What you will do ->
Please turn each line of the data below into a row of a Markdown table with the columns "Index" and "Content". Skip blank lines and leave out the pictures.

Provided material ->

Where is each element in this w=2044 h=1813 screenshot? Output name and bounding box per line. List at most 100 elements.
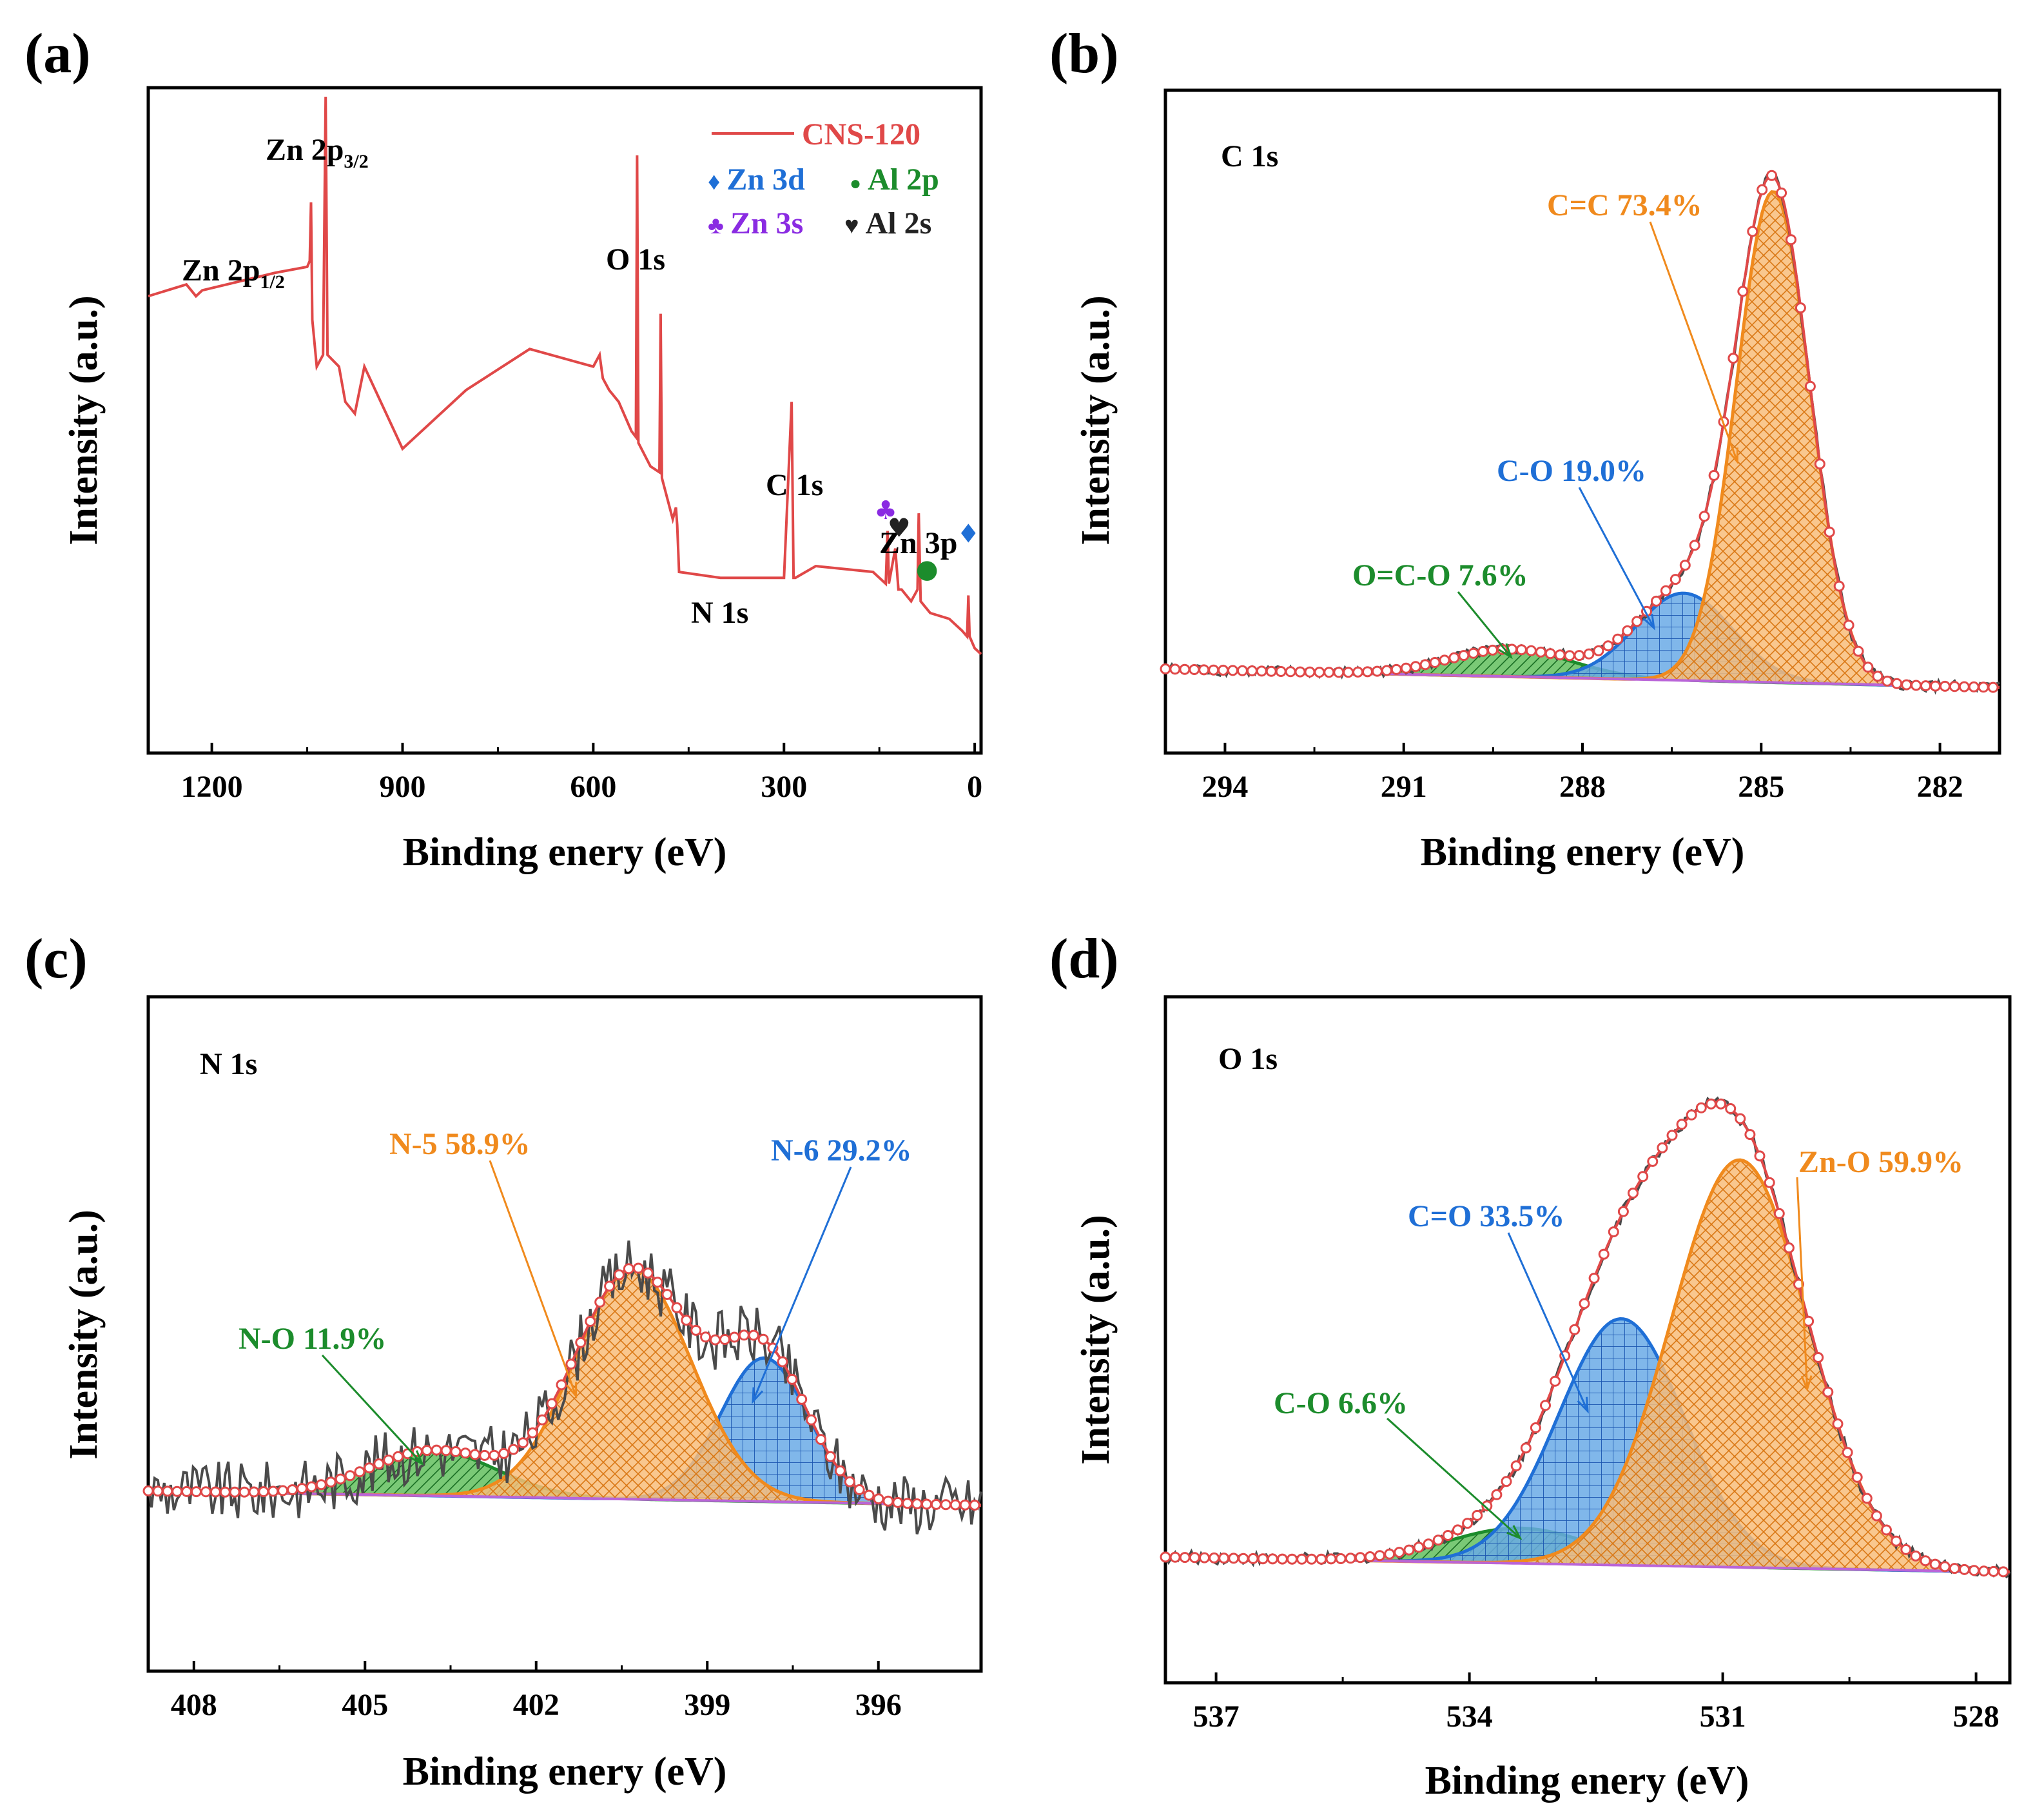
envelope-point: [268, 1485, 279, 1497]
envelope-point: [1501, 1476, 1512, 1487]
envelope-point: [623, 1263, 634, 1275]
envelope-point: [1583, 648, 1595, 660]
annotation-arrow: [1796, 1177, 1809, 1389]
envelope-point: [1160, 1551, 1171, 1563]
envelope-point: [1766, 170, 1778, 181]
envelope-point: [1554, 649, 1566, 661]
envelope-point: [1160, 663, 1171, 674]
envelope-point: [1487, 644, 1499, 656]
envelope-point: [1265, 665, 1277, 677]
envelope-point: [1477, 645, 1489, 657]
survey-spectrum-line: [148, 96, 982, 655]
envelope-point: [892, 1496, 904, 1508]
x-tick-label: 288: [1559, 770, 1606, 804]
envelope-point: [1238, 1553, 1249, 1564]
peak-marker: ♣: [874, 496, 897, 525]
envelope-point: [1381, 665, 1392, 676]
panel-d: (d) O 1s 537 534 531 528 Binding enery (eV)…: [1049, 928, 2012, 1803]
envelope-point: [508, 1444, 519, 1455]
peak-markers: ♦ ● ♣♥: [874, 496, 980, 584]
envelope-point: [1824, 526, 1835, 538]
envelope-point: [614, 1269, 625, 1280]
envelope-point: [325, 1476, 336, 1488]
envelope-point: [815, 1434, 826, 1446]
envelope-point: [1515, 644, 1527, 656]
envelope-point: [1352, 666, 1364, 678]
peak-label-o1s: O 1s: [606, 242, 665, 277]
x-tick-label: 531: [1700, 1700, 1746, 1734]
envelope-point: [671, 1302, 683, 1313]
envelope-point: [824, 1451, 836, 1462]
annotation-c-o: C-O 19.0%: [1497, 454, 1646, 488]
envelope-point: [1314, 667, 1325, 678]
x-axis-d: 537 534 531 528: [1193, 1672, 2000, 1734]
envelope-point: [1861, 1493, 1873, 1504]
envelope-point: [873, 1493, 884, 1505]
envelope-point: [1737, 286, 1749, 297]
x-tick-label: 534: [1446, 1700, 1493, 1734]
annotation-c-c: C=C 73.4%: [1547, 188, 1702, 222]
envelope-point: [1550, 1375, 1561, 1387]
envelope-point: [1410, 661, 1421, 672]
envelope-point: [354, 1466, 365, 1478]
envelope-point: [1728, 353, 1739, 364]
panel-label-a: (a): [24, 23, 91, 85]
y-axis-title-d: Intensity (a.u.): [1074, 1215, 1118, 1465]
envelope-point: [1669, 574, 1681, 585]
envelope-point: [1169, 1551, 1181, 1563]
envelope-point: [575, 1337, 587, 1348]
envelope-point: [1472, 1509, 1483, 1521]
envelope-point: [1462, 1518, 1474, 1529]
envelope-point: [1569, 1324, 1581, 1335]
envelope-point: [1439, 654, 1450, 666]
envelope-point: [1910, 1550, 1922, 1562]
envelope-point: [1757, 184, 1768, 195]
envelope-point: [209, 1486, 221, 1498]
envelope-point: [652, 1277, 663, 1288]
x-tick-label: 396: [855, 1688, 902, 1722]
raw-spectrum: [1165, 171, 2000, 695]
annotation-c-eq-o: C=O 33.5%: [1408, 1199, 1564, 1233]
envelope-point: [1764, 1177, 1775, 1188]
envelope-point: [1631, 616, 1643, 627]
envelope-point: [1843, 620, 1854, 631]
envelope-point: [1448, 652, 1460, 663]
envelope-point: [681, 1315, 692, 1326]
envelope-point: [921, 1498, 932, 1510]
envelope-point: [1458, 650, 1470, 662]
envelope-point: [1510, 1460, 1522, 1472]
legend-item-zn3s: ♣ Zn 3s: [708, 206, 803, 240]
envelope-point: [738, 1329, 750, 1341]
envelope-point: [1920, 680, 1931, 692]
envelope-point: [700, 1331, 712, 1343]
envelope-point: [1949, 1563, 1960, 1574]
peak-marker: ♥: [888, 514, 911, 544]
envelope-point: [1227, 665, 1238, 676]
envelope-point: [1208, 664, 1220, 676]
envelope-point: [1390, 663, 1402, 675]
envelope-point: [1306, 1553, 1318, 1565]
y-axis-title-b: Intensity (a.u.): [1074, 295, 1118, 545]
envelope-point: [1419, 659, 1431, 671]
legend-a: CNS-120 ♦ Zn 3d ● Al 2p ♣ Zn 3s ♥ Al 2s: [708, 117, 939, 240]
x-tick-label: 537: [1193, 1700, 1240, 1734]
envelope-point: [969, 1500, 980, 1511]
envelope-point: [930, 1498, 942, 1510]
envelope-point: [1978, 1565, 1990, 1577]
envelope-point: [806, 1414, 817, 1426]
envelope-point: [1236, 665, 1248, 676]
annotation-n-6: N-6 29.2%: [771, 1133, 912, 1168]
envelope-point: [421, 1445, 433, 1456]
annotation-arrowhead: [752, 1387, 764, 1404]
envelope-point: [219, 1486, 231, 1498]
peak-label-zn3p: Zn 3p: [879, 526, 957, 560]
envelope-point: [1987, 681, 1999, 693]
envelope-point: [1998, 1566, 2009, 1578]
envelope-point: [152, 1485, 164, 1497]
envelope-point: [1833, 580, 1845, 592]
envelope-point: [949, 1499, 961, 1511]
envelope-point: [710, 1334, 721, 1346]
envelope-point: [460, 1447, 471, 1459]
envelope-point: [1246, 665, 1258, 676]
envelope-point: [1803, 1315, 1815, 1327]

Written answer ->
| Index | Content |
|---|---|
| 1 | Where is each element in this w=2044 h=1813 screenshot? Output name and bounding box per line. List at most 100 elements. |
| 2 | envelope-point: [268, 1485, 279, 1497] |
| 3 | envelope-point: [1501, 1476, 1512, 1487] |
| 4 | envelope-point: [623, 1263, 634, 1275] |
| 5 | envelope-point: [1583, 648, 1595, 660] |
| 6 | annotation-arrow: [1796, 1177, 1809, 1389] |
| 7 | envelope-point: [1160, 1551, 1171, 1563] |
| 8 | envelope-point: [1766, 170, 1778, 181] |
| 9 | envelope-point: [1554, 649, 1566, 661] |
| 10 | envelope-point: [1160, 663, 1171, 674] |
| 11 | envelope-point: [1487, 644, 1499, 656] |
| 12 | envelope-point: [1265, 665, 1277, 677] |
| 13 | envelope-point: [1477, 645, 1489, 657] |
| 14 | survey-spectrum-line: [148, 96, 982, 655] |
| 15 | envelope-point: [892, 1496, 904, 1508] |
| 16 | x-tick-label: 288: [1559, 770, 1606, 804] |
| 17 | envelope-point: [1238, 1553, 1249, 1564] |
| 18 | peak-marker: ♣: [874, 496, 897, 525] |
| 19 | envelope-point: [1381, 665, 1392, 676] |
| 20 | panel-d: (d) O 1s 537 534 531 528 Binding enery (eV)…: [1049, 928, 2012, 1803] |
| 21 | envelope-point: [508, 1444, 519, 1455] |
| 22 | peak-markers: ♦ ● ♣♥: [874, 496, 980, 584] |
| 23 | envelope-point: [1824, 526, 1835, 538] |
| 24 | envelope-point: [614, 1269, 625, 1280] |
| 25 | envelope-point: [325, 1476, 336, 1488] |
| 26 | envelope-point: [815, 1434, 826, 1446] |
| 27 | envelope-point: [1515, 644, 1527, 656] |
| 28 | envelope-point: [1352, 666, 1364, 678] |
| 29 | peak-label-o1s: O 1s: [606, 242, 665, 277] |
| 30 | x-tick-label: 531: [1700, 1700, 1746, 1734] |
| 31 | envelope-point: [671, 1302, 683, 1313] |
| 32 | envelope-point: [824, 1451, 836, 1462] |
| 33 | annotation-c-o: C-O 19.0%: [1497, 454, 1646, 488] |
| 34 | envelope-point: [1314, 667, 1325, 678] |
| 35 | x-axis-d: 537 534 531 528: [1193, 1672, 2000, 1734] |
| 36 | envelope-point: [1861, 1493, 1873, 1504] |
| 37 | envelope-point: [873, 1493, 884, 1505] |
| 38 | envelope-point: [1737, 286, 1749, 297] |
| 39 | x-tick-label: 534: [1446, 1700, 1493, 1734] |
| 40 | annotation-c-c: C=C 73.4%: [1547, 188, 1702, 222] |
| 41 | envelope-point: [1550, 1375, 1561, 1387] |
| 42 | envelope-point: [1410, 661, 1421, 672] |
| 43 | envelope-point: [354, 1466, 365, 1478] |
| 44 | envelope-point: [1728, 353, 1739, 364] |
| 45 | panel-label-a: (a): [24, 23, 91, 85] |
| 46 | y-axis-title-d: Intensity (a.u.): [1074, 1215, 1118, 1465] |
| 47 | envelope-point: [1669, 574, 1681, 585] |
| 48 | envelope-point: [1169, 1551, 1181, 1563] |
| 49 | envelope-point: [575, 1337, 587, 1348] |
| 50 | envelope-point: [1472, 1509, 1483, 1521] |
| 51 | envelope-point: [1462, 1518, 1474, 1529] |
| 52 | envelope-point: [1569, 1324, 1581, 1335] |
| 53 | envelope-point: [1439, 654, 1450, 666] |
| 54 | envelope-point: [1910, 1550, 1922, 1562] |
| 55 | envelope-point: [1757, 184, 1768, 195] |
| 56 | envelope-point: [209, 1486, 221, 1498] |
| 57 | envelope-point: [652, 1277, 663, 1288] |
| 58 | x-tick-label: 396: [855, 1688, 902, 1722] |
| 59 | raw-spectrum: [1165, 171, 2000, 695] |
| 60 | annotation-c-eq-o: C=O 33.5%: [1408, 1199, 1564, 1233] |
| 61 | envelope-point: [1764, 1177, 1775, 1188] |
| 62 | envelope-point: [1631, 616, 1643, 627] |
| 63 | envelope-point: [1843, 620, 1854, 631] |
| 64 | envelope-point: [1448, 652, 1460, 663] |
| 65 | envelope-point: [681, 1315, 692, 1326] |
| 66 | envelope-point: [921, 1498, 932, 1510] |
| 67 | envelope-point: [1458, 650, 1470, 662] |
| 68 | envelope-point: [1510, 1460, 1522, 1472] |
| 69 | legend-item-zn3s: ♣ Zn 3s: [708, 206, 803, 240] |
| 70 | envelope-point: [738, 1329, 750, 1341] |
| 71 | envelope-point: [1920, 680, 1931, 692] |
| 72 | envelope-point: [700, 1331, 712, 1343] |
| 73 | envelope-point: [1949, 1563, 1960, 1574] |
| 74 | peak-marker: ♥: [888, 514, 911, 544] |
| 75 | envelope-point: [1227, 665, 1238, 676] |
| 76 | envelope-point: [1208, 664, 1220, 676] |
| 77 | envelope-point: [1390, 663, 1402, 675] |
| 78 | envelope-point: [1306, 1553, 1318, 1565] |
| 79 | y-axis-title-b: Intensity (a.u.): [1074, 295, 1118, 545] |
| 80 | envelope-point: [1419, 659, 1431, 671] |
| 81 | legend-a: CNS-120 ♦ Zn 3d ● Al 2p ♣ Zn 3s ♥ Al 2s: [708, 117, 939, 240] |
| 82 | x-tick-label: 537: [1193, 1700, 1240, 1734] |
| 83 | envelope-point: [969, 1500, 980, 1511] |
| 84 | envelope-point: [930, 1498, 942, 1510] |
| 85 | envelope-point: [1978, 1565, 1990, 1577] |
| 86 | envelope-point: [806, 1414, 817, 1426] |
| 87 | envelope-point: [1236, 665, 1248, 676] |
| 88 | annotation-n-6: N-6 29.2%: [771, 1133, 912, 1168] |
| 89 | envelope-point: [421, 1445, 433, 1456] |
| 90 | annotation-arrowhead: [752, 1387, 764, 1404] |
| 91 | envelope-point: [219, 1486, 231, 1498] |
| 92 | peak-label-zn3p: Zn 3p: [879, 526, 957, 560] |
| 93 | envelope-point: [1987, 681, 1999, 693] |
| 94 | envelope-point: [1998, 1566, 2009, 1578] |
| 95 | envelope-point: [152, 1485, 164, 1497] |
| 96 | envelope-point: [1833, 580, 1845, 592] |
| 97 | envelope-point: [949, 1499, 961, 1511] |
| 98 | envelope-point: [710, 1334, 721, 1346] |
| 99 | envelope-point: [460, 1447, 471, 1459] |
| 100 | envelope-point: [1246, 665, 1258, 676] |
| 101 | envelope-point: [1803, 1315, 1815, 1327] |